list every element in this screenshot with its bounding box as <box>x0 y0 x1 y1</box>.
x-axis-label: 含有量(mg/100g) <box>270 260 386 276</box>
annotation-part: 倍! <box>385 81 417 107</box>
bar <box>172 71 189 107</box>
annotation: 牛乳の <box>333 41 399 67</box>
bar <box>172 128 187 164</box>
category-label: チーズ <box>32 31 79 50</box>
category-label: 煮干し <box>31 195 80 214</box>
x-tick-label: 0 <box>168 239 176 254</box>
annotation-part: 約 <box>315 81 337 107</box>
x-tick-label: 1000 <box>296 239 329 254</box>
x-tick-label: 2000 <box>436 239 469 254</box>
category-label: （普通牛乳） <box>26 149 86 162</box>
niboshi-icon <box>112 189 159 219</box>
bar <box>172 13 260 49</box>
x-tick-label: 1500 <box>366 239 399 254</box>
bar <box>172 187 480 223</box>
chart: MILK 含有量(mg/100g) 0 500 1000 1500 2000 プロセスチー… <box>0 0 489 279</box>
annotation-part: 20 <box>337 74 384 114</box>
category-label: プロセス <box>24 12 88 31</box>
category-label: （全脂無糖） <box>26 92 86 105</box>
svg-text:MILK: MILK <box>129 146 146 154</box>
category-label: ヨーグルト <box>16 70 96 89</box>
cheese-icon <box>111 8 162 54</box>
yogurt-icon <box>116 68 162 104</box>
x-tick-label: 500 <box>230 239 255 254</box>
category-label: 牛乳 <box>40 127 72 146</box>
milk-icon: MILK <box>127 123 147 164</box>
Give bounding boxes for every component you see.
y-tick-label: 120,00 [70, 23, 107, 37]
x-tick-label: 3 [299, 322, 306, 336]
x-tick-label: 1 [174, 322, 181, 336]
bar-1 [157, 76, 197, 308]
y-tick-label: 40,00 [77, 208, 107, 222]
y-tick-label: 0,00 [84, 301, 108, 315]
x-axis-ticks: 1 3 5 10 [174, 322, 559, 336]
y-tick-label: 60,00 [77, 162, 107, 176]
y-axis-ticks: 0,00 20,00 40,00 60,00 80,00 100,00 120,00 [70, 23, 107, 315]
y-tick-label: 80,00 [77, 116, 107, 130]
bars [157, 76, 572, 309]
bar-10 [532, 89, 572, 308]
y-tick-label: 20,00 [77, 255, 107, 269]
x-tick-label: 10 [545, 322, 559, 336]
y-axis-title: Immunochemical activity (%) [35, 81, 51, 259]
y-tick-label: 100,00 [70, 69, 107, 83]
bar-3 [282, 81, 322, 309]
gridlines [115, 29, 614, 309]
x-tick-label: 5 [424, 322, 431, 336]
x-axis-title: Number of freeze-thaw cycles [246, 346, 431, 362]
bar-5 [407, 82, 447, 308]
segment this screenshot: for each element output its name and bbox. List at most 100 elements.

□ □ □ □ □

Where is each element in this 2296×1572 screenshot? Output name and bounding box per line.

□ □ □ □ □

**WORK TO COMPLETE**: Arrange everything in the listing from the line containing "list every element" down to the line containing "category-label: （普通牛乳） <box>26", both included, as a numbered list with blank lines omitted.

**ANSWER FOR THE TASK**:
1. list every element in this screenshot with its bounding box as <box>x0 y0 x1 y1</box>.
2. x-axis-label: 含有量(mg/100g) <box>270 260 386 276</box>
3. annotation-part: 倍! <box>385 81 417 107</box>
4. bar <box>172 71 189 107</box>
5. annotation: 牛乳の <box>333 41 399 67</box>
6. bar <box>172 128 187 164</box>
7. category-label: チーズ <box>32 31 79 50</box>
8. category-label: 煮干し <box>31 195 80 214</box>
9. x-tick-label: 0 <box>168 239 176 254</box>
10. annotation-part: 約 <box>315 81 337 107</box>
11. x-tick-label: 1000 <box>296 239 329 254</box>
12. x-tick-label: 2000 <box>436 239 469 254</box>
13. category-label: （普通牛乳） <box>26 149 86 162</box>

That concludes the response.